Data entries
-- BEGIN --
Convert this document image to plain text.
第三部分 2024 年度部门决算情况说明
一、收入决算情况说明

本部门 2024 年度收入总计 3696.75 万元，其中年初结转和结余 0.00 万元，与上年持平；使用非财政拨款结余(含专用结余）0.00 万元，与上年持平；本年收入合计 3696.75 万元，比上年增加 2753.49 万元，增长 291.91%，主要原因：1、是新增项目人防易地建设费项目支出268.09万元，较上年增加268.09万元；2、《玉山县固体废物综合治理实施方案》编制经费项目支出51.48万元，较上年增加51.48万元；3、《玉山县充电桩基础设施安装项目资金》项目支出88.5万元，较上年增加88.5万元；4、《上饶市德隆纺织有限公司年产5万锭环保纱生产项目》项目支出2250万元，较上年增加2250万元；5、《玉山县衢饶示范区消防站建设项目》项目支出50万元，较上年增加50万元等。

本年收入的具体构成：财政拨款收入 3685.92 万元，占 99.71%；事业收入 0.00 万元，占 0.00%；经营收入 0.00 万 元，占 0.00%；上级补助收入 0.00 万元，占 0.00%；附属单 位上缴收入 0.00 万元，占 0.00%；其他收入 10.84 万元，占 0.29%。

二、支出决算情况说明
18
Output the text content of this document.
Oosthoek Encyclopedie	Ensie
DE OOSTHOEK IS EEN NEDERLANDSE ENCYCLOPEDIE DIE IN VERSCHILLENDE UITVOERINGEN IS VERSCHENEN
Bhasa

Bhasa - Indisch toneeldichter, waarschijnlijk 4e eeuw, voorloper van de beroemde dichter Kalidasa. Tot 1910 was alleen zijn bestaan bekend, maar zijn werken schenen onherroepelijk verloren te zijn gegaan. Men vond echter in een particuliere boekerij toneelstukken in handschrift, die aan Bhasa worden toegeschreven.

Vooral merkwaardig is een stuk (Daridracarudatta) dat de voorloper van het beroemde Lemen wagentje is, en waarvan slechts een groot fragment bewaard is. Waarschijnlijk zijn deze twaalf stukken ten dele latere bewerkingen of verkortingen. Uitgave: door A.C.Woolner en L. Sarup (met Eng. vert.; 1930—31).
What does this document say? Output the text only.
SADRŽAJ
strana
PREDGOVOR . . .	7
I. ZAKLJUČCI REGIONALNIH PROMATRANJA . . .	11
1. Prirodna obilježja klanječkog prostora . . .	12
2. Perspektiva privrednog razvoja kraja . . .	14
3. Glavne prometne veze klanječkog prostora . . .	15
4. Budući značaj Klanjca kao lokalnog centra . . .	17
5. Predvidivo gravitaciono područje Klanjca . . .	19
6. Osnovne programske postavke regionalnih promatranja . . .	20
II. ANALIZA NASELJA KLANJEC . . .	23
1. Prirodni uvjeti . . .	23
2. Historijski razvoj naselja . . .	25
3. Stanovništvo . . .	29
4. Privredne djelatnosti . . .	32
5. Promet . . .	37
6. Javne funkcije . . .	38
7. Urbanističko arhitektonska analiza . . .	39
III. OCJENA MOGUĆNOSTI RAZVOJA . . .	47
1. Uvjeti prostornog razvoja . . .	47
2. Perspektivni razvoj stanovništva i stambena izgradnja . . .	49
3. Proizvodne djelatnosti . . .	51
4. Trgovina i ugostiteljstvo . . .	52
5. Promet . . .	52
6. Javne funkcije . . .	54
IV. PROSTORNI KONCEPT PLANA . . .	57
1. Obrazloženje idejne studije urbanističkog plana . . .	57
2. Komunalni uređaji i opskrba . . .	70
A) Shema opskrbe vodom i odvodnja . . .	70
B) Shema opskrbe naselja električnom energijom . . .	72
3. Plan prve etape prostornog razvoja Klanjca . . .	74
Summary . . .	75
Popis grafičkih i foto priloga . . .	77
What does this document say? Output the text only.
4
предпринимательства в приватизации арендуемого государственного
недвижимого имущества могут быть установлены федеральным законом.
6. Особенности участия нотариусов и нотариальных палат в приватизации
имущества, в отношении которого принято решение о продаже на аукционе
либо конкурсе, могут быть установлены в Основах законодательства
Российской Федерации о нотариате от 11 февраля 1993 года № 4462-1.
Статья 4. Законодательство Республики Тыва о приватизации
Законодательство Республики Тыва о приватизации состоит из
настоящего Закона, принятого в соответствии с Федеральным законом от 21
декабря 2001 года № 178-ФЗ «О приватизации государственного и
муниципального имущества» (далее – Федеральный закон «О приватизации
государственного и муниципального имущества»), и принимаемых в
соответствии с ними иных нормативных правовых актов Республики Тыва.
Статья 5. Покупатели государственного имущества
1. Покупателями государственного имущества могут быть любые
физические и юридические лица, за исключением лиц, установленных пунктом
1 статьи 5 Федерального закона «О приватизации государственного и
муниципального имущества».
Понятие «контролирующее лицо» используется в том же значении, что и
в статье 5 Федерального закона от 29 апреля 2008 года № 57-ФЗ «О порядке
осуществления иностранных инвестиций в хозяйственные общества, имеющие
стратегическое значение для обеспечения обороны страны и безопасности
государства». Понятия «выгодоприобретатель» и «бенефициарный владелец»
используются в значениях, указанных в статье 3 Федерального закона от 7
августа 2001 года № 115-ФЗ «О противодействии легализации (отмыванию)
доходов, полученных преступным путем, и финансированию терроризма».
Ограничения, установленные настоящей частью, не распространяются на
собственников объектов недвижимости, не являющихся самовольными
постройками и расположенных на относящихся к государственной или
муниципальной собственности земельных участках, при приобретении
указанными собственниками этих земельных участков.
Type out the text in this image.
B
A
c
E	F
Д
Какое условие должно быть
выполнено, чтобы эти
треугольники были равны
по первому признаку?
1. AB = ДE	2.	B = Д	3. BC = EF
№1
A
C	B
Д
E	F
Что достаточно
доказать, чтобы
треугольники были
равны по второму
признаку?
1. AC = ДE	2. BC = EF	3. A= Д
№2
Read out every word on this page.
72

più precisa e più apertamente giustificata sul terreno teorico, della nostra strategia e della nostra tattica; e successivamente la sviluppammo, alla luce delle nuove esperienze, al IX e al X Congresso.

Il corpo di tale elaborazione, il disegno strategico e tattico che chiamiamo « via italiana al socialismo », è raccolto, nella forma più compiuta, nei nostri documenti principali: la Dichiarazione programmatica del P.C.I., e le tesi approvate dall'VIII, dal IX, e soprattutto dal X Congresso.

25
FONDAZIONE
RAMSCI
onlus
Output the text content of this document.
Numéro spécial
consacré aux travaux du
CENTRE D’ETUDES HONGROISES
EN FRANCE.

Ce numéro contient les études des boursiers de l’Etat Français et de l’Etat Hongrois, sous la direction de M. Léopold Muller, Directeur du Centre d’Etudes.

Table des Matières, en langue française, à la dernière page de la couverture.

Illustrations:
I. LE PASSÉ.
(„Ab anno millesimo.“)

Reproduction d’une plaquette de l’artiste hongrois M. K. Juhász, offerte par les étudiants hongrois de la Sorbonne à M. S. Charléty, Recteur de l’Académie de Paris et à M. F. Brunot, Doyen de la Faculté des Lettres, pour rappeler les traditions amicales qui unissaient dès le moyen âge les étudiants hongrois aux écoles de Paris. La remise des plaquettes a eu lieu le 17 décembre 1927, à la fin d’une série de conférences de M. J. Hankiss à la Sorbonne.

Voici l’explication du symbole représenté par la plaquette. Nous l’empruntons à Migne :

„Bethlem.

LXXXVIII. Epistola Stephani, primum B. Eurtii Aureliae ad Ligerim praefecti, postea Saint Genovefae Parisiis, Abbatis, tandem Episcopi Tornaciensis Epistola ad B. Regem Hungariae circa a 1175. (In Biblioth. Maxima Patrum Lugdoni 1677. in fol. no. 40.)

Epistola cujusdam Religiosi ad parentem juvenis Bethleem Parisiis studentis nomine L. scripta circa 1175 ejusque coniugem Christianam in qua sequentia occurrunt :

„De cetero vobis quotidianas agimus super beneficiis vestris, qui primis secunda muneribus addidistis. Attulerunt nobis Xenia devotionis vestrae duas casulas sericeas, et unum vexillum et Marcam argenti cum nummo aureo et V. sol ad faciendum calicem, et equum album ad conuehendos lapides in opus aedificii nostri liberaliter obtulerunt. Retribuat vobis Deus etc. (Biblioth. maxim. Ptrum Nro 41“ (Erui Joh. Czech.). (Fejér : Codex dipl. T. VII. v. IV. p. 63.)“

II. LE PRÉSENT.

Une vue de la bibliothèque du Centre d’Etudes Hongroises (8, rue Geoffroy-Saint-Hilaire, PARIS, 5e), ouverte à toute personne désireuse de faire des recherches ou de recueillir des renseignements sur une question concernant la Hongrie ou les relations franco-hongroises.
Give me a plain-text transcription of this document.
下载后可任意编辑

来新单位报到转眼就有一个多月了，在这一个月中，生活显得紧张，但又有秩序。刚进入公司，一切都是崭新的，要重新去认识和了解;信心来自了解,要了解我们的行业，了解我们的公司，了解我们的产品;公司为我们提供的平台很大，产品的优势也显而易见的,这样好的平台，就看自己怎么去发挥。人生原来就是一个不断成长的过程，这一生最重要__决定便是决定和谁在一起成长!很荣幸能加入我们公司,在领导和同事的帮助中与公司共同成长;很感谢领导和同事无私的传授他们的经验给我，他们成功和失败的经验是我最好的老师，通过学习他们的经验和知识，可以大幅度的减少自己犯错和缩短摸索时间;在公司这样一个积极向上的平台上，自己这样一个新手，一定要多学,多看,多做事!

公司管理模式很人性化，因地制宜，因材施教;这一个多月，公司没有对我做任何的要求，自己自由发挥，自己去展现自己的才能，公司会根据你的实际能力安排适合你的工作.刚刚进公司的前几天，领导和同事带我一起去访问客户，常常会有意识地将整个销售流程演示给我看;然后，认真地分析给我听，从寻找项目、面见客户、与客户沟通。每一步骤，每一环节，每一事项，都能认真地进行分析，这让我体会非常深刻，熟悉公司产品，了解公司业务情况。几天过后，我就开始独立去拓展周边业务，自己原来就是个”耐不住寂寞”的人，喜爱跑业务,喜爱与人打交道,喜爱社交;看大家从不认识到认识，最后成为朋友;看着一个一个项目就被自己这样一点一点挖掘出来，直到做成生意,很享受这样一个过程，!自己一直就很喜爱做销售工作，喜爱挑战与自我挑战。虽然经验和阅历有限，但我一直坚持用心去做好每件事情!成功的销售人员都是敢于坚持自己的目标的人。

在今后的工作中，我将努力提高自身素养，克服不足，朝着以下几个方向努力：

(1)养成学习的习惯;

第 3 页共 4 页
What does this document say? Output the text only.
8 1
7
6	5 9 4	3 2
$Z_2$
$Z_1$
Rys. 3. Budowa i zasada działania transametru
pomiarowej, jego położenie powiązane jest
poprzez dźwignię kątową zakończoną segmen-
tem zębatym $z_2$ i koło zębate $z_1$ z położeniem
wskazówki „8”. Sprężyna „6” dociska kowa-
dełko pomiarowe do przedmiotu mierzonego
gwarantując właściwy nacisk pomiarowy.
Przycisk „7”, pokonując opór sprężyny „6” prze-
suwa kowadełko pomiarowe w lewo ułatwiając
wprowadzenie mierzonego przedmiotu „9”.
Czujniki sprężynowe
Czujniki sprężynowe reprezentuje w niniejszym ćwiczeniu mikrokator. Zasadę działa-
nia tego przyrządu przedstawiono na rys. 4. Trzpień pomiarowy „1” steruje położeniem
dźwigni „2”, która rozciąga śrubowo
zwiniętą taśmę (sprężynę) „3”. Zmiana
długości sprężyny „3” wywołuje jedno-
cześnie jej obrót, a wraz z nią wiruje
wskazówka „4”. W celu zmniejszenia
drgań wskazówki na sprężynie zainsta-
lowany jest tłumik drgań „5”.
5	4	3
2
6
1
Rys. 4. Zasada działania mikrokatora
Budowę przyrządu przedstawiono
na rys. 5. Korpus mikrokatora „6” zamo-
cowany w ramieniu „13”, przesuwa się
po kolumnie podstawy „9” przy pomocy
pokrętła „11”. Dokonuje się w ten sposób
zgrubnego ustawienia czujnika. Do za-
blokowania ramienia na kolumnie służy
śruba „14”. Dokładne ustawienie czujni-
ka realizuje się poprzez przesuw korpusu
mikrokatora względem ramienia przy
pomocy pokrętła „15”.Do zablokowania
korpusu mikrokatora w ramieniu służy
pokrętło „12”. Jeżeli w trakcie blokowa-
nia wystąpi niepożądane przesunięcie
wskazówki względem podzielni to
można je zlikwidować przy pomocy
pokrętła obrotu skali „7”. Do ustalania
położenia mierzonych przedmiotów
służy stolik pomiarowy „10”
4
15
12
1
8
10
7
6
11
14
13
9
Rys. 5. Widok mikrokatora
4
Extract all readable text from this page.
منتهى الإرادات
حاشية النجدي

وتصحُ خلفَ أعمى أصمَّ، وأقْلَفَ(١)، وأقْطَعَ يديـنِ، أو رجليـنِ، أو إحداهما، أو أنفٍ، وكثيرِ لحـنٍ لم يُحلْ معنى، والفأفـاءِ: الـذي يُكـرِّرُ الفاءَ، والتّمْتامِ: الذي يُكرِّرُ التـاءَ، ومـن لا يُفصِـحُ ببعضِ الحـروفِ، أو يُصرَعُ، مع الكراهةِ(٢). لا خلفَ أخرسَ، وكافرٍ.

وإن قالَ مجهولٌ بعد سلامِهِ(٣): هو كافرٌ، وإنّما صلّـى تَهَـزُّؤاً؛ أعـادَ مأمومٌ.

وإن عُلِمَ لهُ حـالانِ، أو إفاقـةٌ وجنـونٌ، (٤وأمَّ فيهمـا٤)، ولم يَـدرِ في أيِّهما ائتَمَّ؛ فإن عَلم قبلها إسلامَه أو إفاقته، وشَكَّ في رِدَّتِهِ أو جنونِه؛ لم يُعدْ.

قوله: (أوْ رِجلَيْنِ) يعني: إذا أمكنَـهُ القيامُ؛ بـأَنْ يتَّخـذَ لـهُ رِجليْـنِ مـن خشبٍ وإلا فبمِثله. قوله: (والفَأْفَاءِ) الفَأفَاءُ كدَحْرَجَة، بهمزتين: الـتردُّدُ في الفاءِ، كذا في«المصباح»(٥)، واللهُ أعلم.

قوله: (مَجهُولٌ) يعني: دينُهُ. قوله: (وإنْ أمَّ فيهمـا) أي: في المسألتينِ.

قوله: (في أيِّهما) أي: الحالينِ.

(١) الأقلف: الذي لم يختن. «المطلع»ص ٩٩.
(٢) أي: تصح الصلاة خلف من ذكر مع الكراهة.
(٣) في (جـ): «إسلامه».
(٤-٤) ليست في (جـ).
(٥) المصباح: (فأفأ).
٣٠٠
-- END --
From the listing above, pick out each line where the word "имущества" appears.

недвижимого имущества могут быть установлены федеральным законом.
имущества, в отношении которого принято решение о продаже на аукционе
муниципального имущества» (далее – Федеральный закон «О приватизации
государственного и муниципального имущества»), и принимаемых в
Статья 5. Покупатели государственного имущества
1. Покупателями государственного имущества могут быть любые
муниципального имущества».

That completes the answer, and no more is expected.